→ WORK TO BE COMPLETED:
Scan the data below and report how many lines include the word "JSON". Nothing else is wanted.

→ PROVIDED MATERIAL:

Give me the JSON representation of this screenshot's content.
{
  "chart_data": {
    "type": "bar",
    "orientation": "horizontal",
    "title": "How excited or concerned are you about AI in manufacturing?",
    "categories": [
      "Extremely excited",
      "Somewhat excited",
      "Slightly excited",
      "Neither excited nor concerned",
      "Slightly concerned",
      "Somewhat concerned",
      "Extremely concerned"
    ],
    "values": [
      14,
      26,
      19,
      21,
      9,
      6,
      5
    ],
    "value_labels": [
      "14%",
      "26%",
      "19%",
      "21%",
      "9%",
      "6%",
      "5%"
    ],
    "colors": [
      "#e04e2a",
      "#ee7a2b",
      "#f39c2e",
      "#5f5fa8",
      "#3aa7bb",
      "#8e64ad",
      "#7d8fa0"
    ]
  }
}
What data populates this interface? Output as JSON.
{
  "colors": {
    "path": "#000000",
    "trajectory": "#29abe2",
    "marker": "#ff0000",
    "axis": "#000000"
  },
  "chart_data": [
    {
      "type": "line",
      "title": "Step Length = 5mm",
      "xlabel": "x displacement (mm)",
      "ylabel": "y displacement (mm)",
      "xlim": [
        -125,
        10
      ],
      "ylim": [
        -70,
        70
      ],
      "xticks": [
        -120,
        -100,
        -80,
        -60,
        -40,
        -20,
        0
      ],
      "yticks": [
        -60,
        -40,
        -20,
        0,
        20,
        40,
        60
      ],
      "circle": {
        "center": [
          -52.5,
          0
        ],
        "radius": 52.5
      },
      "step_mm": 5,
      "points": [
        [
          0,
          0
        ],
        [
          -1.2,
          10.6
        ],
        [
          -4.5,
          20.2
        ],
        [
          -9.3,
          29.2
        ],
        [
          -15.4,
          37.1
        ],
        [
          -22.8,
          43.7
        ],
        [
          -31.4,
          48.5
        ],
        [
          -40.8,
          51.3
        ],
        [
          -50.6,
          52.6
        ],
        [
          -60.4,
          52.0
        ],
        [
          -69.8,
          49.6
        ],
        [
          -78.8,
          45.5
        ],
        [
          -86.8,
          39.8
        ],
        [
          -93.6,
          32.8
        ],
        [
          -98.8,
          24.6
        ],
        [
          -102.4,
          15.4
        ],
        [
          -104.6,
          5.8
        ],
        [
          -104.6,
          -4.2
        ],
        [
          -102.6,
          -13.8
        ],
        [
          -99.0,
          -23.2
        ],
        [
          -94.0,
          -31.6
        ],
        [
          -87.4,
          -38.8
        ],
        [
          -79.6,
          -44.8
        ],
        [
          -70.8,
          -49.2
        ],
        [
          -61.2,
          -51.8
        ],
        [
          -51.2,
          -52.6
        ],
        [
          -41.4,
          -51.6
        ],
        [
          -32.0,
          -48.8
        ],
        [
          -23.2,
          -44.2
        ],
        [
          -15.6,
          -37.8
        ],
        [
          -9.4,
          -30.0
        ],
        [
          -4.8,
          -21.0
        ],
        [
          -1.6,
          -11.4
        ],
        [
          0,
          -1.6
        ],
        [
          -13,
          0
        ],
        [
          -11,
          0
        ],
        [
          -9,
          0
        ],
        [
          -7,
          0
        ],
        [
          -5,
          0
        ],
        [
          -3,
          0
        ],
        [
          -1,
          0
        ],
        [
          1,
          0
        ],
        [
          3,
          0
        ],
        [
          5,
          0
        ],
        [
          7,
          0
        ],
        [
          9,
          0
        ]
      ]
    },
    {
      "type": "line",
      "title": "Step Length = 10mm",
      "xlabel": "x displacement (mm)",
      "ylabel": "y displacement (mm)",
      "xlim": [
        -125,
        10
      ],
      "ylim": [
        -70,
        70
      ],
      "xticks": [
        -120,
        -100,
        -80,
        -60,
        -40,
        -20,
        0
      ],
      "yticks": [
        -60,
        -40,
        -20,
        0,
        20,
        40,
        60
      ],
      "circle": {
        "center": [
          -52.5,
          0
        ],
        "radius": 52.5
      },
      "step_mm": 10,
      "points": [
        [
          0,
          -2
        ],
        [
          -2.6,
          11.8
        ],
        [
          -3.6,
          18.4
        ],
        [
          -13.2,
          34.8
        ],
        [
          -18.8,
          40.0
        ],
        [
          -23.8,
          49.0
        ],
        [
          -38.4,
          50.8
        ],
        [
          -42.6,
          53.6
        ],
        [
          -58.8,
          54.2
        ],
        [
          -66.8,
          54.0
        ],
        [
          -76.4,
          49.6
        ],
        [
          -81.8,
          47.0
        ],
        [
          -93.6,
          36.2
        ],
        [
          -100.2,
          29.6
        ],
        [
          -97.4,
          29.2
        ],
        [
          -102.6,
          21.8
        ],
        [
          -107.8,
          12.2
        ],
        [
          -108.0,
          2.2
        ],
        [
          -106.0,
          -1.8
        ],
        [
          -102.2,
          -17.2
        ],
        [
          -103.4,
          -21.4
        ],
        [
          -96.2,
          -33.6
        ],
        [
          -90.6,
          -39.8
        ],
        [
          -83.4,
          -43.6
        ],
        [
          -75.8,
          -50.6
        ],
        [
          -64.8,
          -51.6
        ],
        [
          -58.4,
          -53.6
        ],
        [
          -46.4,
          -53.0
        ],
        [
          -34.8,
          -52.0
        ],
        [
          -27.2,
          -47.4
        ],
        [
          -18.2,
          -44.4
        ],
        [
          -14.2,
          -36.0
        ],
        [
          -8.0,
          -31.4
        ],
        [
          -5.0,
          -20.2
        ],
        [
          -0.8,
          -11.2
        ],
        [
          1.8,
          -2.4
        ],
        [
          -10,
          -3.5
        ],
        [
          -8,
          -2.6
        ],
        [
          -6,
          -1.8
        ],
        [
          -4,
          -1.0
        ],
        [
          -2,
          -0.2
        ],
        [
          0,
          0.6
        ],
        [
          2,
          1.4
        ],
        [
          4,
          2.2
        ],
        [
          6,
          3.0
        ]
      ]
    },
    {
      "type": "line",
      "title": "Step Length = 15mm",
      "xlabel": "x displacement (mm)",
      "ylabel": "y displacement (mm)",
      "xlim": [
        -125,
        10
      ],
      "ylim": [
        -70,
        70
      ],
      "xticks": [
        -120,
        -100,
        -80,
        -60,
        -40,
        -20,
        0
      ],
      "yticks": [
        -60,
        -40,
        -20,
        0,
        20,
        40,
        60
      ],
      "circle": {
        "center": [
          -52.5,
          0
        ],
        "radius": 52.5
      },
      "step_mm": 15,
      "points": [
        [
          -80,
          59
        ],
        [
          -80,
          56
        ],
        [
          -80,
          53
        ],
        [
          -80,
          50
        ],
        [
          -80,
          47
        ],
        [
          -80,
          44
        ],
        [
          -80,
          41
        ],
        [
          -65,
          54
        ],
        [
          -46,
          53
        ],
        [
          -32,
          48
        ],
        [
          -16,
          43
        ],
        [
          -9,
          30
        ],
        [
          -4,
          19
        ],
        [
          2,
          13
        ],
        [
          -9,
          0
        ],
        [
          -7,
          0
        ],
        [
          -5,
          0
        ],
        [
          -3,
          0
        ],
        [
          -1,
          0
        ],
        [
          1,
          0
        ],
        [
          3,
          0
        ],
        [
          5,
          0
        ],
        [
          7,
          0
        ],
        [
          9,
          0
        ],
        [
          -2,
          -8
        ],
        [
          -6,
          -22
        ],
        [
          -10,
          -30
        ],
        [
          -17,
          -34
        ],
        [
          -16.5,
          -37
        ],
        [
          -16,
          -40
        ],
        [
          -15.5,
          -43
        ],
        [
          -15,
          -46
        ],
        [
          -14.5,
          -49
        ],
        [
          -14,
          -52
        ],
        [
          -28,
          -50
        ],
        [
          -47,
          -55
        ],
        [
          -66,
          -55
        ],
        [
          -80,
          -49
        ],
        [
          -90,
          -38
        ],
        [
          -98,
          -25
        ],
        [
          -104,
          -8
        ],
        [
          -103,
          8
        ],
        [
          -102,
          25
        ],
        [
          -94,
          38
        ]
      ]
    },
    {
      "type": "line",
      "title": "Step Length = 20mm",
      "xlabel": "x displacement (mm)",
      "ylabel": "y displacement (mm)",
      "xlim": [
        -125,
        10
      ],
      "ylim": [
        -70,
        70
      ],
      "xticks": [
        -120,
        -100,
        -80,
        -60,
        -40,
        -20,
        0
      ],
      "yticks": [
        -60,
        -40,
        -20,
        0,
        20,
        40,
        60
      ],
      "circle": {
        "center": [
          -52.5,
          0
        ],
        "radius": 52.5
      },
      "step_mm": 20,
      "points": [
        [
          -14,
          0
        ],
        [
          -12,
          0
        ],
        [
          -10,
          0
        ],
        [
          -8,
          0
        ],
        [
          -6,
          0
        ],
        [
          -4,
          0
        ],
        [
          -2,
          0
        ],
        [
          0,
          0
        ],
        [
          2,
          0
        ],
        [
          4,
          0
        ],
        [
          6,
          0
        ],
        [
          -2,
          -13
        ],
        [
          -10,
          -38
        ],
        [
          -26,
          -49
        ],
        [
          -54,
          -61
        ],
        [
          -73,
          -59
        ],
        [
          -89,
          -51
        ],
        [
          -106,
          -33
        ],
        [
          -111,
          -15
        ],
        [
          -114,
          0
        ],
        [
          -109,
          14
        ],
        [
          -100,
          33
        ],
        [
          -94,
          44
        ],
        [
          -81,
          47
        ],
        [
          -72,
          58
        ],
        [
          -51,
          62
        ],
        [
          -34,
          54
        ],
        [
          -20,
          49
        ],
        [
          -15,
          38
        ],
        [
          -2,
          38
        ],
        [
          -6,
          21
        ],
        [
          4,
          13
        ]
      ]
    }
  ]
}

→ EXERCISE SOLUTION:
2